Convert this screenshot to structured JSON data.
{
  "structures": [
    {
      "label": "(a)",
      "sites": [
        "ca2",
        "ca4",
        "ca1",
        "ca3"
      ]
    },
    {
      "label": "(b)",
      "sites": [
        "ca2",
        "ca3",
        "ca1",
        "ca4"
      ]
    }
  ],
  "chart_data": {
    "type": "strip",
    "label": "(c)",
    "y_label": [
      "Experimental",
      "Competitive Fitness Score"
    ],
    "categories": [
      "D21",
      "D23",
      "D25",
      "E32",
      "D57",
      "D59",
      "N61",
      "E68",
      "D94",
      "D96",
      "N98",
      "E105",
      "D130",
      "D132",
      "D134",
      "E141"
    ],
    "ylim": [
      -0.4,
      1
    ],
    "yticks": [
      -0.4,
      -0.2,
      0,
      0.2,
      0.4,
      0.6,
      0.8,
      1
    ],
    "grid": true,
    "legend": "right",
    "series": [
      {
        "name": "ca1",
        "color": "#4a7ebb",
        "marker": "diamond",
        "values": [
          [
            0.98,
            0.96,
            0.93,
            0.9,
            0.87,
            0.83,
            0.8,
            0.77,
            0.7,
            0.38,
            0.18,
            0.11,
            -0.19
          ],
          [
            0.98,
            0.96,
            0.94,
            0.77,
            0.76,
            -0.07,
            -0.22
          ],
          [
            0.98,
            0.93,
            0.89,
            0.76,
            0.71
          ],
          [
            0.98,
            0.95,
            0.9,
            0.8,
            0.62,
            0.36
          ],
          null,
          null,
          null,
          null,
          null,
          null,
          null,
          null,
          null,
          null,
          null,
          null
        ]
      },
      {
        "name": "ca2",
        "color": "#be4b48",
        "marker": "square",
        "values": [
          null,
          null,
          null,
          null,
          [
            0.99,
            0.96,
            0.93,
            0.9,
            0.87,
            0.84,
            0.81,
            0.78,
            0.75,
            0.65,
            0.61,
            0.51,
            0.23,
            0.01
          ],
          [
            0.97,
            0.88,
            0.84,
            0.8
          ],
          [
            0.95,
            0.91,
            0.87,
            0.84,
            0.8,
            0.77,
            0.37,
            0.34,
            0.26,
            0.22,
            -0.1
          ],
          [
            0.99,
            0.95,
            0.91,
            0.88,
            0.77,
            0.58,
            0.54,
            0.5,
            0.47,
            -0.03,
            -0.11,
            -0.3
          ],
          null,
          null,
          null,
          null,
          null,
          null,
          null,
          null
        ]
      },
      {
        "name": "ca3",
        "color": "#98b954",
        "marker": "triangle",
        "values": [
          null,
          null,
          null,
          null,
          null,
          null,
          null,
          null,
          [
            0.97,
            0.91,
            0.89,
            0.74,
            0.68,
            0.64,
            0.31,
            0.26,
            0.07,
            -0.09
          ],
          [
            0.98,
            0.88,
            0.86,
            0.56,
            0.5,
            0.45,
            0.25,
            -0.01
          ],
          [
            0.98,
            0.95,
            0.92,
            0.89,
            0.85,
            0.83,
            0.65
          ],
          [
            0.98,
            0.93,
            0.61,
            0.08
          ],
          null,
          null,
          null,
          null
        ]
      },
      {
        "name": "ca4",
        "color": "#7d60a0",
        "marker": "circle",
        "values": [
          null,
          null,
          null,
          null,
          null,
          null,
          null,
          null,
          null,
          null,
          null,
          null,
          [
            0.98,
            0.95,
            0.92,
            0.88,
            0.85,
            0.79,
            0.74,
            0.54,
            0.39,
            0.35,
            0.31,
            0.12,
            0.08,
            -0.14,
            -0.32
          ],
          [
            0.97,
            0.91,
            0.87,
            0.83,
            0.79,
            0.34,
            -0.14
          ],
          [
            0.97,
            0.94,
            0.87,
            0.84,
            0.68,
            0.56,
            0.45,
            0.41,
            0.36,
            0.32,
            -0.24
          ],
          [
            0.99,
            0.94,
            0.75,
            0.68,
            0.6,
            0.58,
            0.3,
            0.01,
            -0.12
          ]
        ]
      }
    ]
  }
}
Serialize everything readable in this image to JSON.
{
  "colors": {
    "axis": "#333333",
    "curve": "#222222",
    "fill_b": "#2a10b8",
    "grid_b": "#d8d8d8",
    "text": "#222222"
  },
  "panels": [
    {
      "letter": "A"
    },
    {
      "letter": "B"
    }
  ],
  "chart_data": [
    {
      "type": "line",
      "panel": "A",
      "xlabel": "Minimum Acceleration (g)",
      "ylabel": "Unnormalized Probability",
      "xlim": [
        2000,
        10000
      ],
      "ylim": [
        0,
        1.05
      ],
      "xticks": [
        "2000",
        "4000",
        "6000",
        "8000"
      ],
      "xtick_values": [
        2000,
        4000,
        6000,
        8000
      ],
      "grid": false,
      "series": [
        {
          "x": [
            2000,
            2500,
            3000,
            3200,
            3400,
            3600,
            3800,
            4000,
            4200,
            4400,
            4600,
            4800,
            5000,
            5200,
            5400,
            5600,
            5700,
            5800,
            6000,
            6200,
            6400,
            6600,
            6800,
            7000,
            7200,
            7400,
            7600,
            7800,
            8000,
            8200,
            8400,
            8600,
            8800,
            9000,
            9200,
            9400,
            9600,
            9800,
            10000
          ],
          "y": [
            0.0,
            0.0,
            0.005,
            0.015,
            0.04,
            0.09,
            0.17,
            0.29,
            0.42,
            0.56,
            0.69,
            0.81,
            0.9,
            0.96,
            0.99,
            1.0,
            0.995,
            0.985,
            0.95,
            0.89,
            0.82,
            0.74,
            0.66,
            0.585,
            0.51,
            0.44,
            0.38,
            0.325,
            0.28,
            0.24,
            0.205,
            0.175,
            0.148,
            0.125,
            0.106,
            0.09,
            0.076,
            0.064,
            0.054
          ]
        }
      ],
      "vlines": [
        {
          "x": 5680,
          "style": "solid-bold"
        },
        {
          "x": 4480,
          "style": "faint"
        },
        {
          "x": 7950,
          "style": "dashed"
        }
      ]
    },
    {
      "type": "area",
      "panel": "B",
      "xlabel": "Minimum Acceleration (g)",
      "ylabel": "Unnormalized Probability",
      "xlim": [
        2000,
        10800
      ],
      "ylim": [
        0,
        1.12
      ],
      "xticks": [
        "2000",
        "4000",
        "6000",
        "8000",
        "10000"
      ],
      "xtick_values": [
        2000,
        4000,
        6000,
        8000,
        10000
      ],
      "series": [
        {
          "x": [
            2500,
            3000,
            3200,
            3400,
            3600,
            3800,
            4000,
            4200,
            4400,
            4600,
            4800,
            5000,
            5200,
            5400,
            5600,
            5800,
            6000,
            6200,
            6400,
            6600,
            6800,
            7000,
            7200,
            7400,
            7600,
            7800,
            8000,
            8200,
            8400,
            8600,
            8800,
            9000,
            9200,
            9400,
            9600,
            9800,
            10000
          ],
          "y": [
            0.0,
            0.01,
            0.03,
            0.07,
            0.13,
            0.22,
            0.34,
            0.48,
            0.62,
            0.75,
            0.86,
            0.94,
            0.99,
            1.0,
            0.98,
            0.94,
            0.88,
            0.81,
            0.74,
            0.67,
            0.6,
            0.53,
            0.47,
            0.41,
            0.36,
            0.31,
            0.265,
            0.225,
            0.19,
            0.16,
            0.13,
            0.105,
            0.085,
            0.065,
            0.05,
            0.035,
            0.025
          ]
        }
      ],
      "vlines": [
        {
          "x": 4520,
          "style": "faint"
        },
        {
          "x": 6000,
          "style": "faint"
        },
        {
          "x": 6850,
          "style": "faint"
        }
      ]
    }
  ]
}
++++++++++
* Exercise objective *
Your task is to transcribe the material exactly.

* Response *
Convert this screenshot to structured JSON data.
{
  "structures": [
    {
      "label": "(a)",
      "sites": [
        "ca2",
        "ca4",
        "ca1",
        "ca3"
      ]
    },
    {
      "label": "(b)",
      "sites": [
        "ca2",
        "ca3",
        "ca1",
        "ca4"
      ]
    }
  ],
  "chart_data": {
    "type": "strip",
    "label": "(c)",
    "y_label": [
      "Experimental",
      "Competitive Fitness Score"
    ],
    "categories": [
      "D21",
      "D23",
      "D25",
      "E32",
      "D57",
      "D59",
      "N61",
      "E68",
      "D94",
      "D96",
      "N98",
      "E105",
      "D130",
      "D132",
      "D134",
      "E141"
    ],
    "ylim": [
      -0.4,
      1
    ],
    "yticks": [
      -0.4,
      -0.2,
      0,
      0.2,
      0.4,
      0.6,
      0.8,
      1
    ],
    "grid": true,
    "legend": "right",
    "series": [
      {
        "name": "ca1",
        "color": "#4a7ebb",
        "marker": "diamond",
        "values": [
          [
            0.98,
            0.96,
            0.93,
            0.9,
            0.87,
            0.83,
            0.8,
            0.77,
            0.7,
            0.38,
            0.18,
            0.11,
            -0.19
          ],
          [
            0.98,
            0.96,
            0.94,
            0.77,
            0.76,
            -0.07,
            -0.22
          ],
          [
            0.98,
            0.93,
            0.89,
            0.76,
            0.71
          ],
          [
            0.98,
            0.95,
            0.9,
            0.8,
            0.62,
            0.36
          ],
          null,
          null,
          null,
          null,
          null,
          null,
          null,
          null,
          null,
          null,
          null,
          null
        ]
      },
      {
        "name": "ca2",
        "color": "#be4b48",
        "marker": "square",
        "values": [
          null,
          null,
          null,
          null,
          [
            0.99,
            0.96,
            0.93,
            0.9,
            0.87,
            0.84,
            0.81,
            0.78,
            0.75,
            0.65,
            0.61,
            0.51,
            0.23,
            0.01
          ],
          [
            0.97,
            0.88,
            0.84,
            0.8
          ],
          [
            0.95,
            0.91,
            0.87,
            0.84,
            0.8,
            0.77,
            0.37,
            0.34,
            0.26,
            0.22,
            -0.1
          ],
          [
            0.99,
            0.95,
            0.91,
            0.88,
            0.77,
            0.58,
            0.54,
            0.5,
            0.47,
            -0.03,
            -0.11,
            -0.3
          ],
          null,
          null,
          null,
          null,
          null,
          null,
          null,
          null
        ]
      },
      {
        "name": "ca3",
        "color": "#98b954",
        "marker": "triangle",
        "values": [
          null,
          null,
          null,
          null,
          null,
          null,
          null,
          null,
          [
            0.97,
            0.91,
            0.89,
            0.74,
            0.68,
            0.64,
            0.31,
            0.26,
            0.07,
            -0.09
          ],
          [
            0.98,
            0.88,
            0.86,
            0.56,
            0.5,
            0.45,
            0.25,
            -0.01
          ],
          [
            0.98,
            0.95,
            0.92,
            0.89,
            0.85,
            0.83,
            0.65
          ],
          [
            0.98,
            0.93,
            0.61,
            0.08
          ],
          null,
          null,
          null,
          null
        ]
      },
      {
        "name": "ca4",
        "color": "#7d60a0",
        "marker": "circle",
        "values": [
          null,
          null,
          null,
          null,
          null,
          null,
          null,
          null,
          null,
          null,
          null,
          null,
          [
            0.98,
            0.95,
            0.92,
            0.88,
            0.85,
            0.79,
            0.74,
            0.54,
            0.39,
            0.35,
            0.31,
            0.12,
            0.08,
            -0.14,
            -0.32
          ],
          [
            0.97,
            0.91,
            0.87,
            0.83,
            0.79,
            0.34,
            -0.14
          ],
          [
            0.97,
            0.94,
            0.87,
            0.84,
            0.68,
            0.56,
            0.45,
            0.41,
            0.36,
            0.32,
            -0.24
          ],
          [
            0.99,
            0.94,
            0.75,
            0.68,
            0.6,
            0.58,
            0.3,
            0.01,
            -0.12
          ]
        ]
      }
    ]
  }
}
Serialize everything readable in this image to JSON.
{
  "colors": {
    "axis": "#333333",
    "curve": "#222222",
    "fill_b": "#2a10b8",
    "grid_b": "#d8d8d8",
    "text": "#222222"
  },
  "panels": [
    {
      "letter": "A"
    },
    {
      "letter": "B"
    }
  ],
  "chart_data": [
    {
      "type": "line",
      "panel": "A",
      "xlabel": "Minimum Acceleration (g)",
      "ylabel": "Unnormalized Probability",
      "xlim": [
        2000,
        10000
      ],
      "ylim": [
        0,
        1.05
      ],
      "xticks": [
        "2000",
        "4000",
        "6000",
        "8000"
      ],
      "xtick_values": [
        2000,
        4000,
        6000,
        8000
      ],
      "grid": false,
      "series": [
        {
          "x": [
            2000,
            2500,
            3000,
            3200,
            3400,
            3600,
            3800,
            4000,
            4200,
            4400,
            4600,
            4800,
            5000,
            5200,
            5400,
            5600,
            5700,
            5800,
            6000,
            6200,
            6400,
            6600,
            6800,
            7000,
            7200,
            7400,
            7600,
            7800,
            8000,
            8200,
            8400,
            8600,
            8800,
            9000,
            9200,
            9400,
            9600,
            9800,
            10000
          ],
          "y": [
            0.0,
            0.0,
            0.005,
            0.015,
            0.04,
            0.09,
            0.17,
            0.29,
            0.42,
            0.56,
            0.69,
            0.81,
            0.9,
            0.96,
            0.99,
            1.0,
            0.995,
            0.985,
            0.95,
            0.89,
            0.82,
            0.74,
            0.66,
            0.585,
            0.51,
            0.44,
            0.38,
            0.325,
            0.28,
            0.24,
            0.205,
            0.175,
            0.148,
            0.125,
            0.106,
            0.09,
            0.076,
            0.064,
            0.054
          ]
        }
      ],
      "vlines": [
        {
          "x": 5680,
          "style": "solid-bold"
        },
        {
          "x": 4480,
          "style": "faint"
        },
        {
          "x": 7950,
          "style": "dashed"
        }
      ]
    },
    {
      "type": "area",
      "panel": "B",
      "xlabel": "Minimum Acceleration (g)",
      "ylabel": "Unnormalized Probability",
      "xlim": [
        2000,
        10800
      ],
      "ylim": [
        0,
        1.12
      ],
      "xticks": [
        "2000",
        "4000",
        "6000",
        "8000",
        "10000"
      ],
      "xtick_values": [
        2000,
        4000,
        6000,
        8000,
        10000
      ],
      "series": [
        {
          "x": [
            2500,
            3000,
            3200,
            3400,
            3600,
            3800,
            4000,
            4200,
            4400,
            4600,
            4800,
            5000,
            5200,
            5400,
            5600,
            5800,
            6000,
            6200,
            6400,
            6600,
            6800,
            7000,
            7200,
            7400,
            7600,
            7800,
            8000,
            8200,
            8400,
            8600,
            8800,
            9000,
            9200,
            9400,
            9600,
            9800,
            10000
          ],
          "y": [
            0.0,
            0.01,
            0.03,
            0.07,
            0.13,
            0.22,
            0.34,
            0.48,
            0.62,
            0.75,
            0.86,
            0.94,
            0.99,
            1.0,
            0.98,
            0.94,
            0.88,
            0.81,
            0.74,
            0.67,
            0.6,
            0.53,
            0.47,
            0.41,
            0.36,
            0.31,
            0.265,
            0.225,
            0.19,
            0.16,
            0.13,
            0.105,
            0.085,
            0.065,
            0.05,
            0.035,
            0.025
          ]
        }
      ],
      "vlines": [
        {
          "x": 4520,
          "style": "faint"
        },
        {
          "x": 6000,
          "style": "faint"
        },
        {
          "x": 6850,
          "style": "faint"
        }
      ]
    }
  ]
}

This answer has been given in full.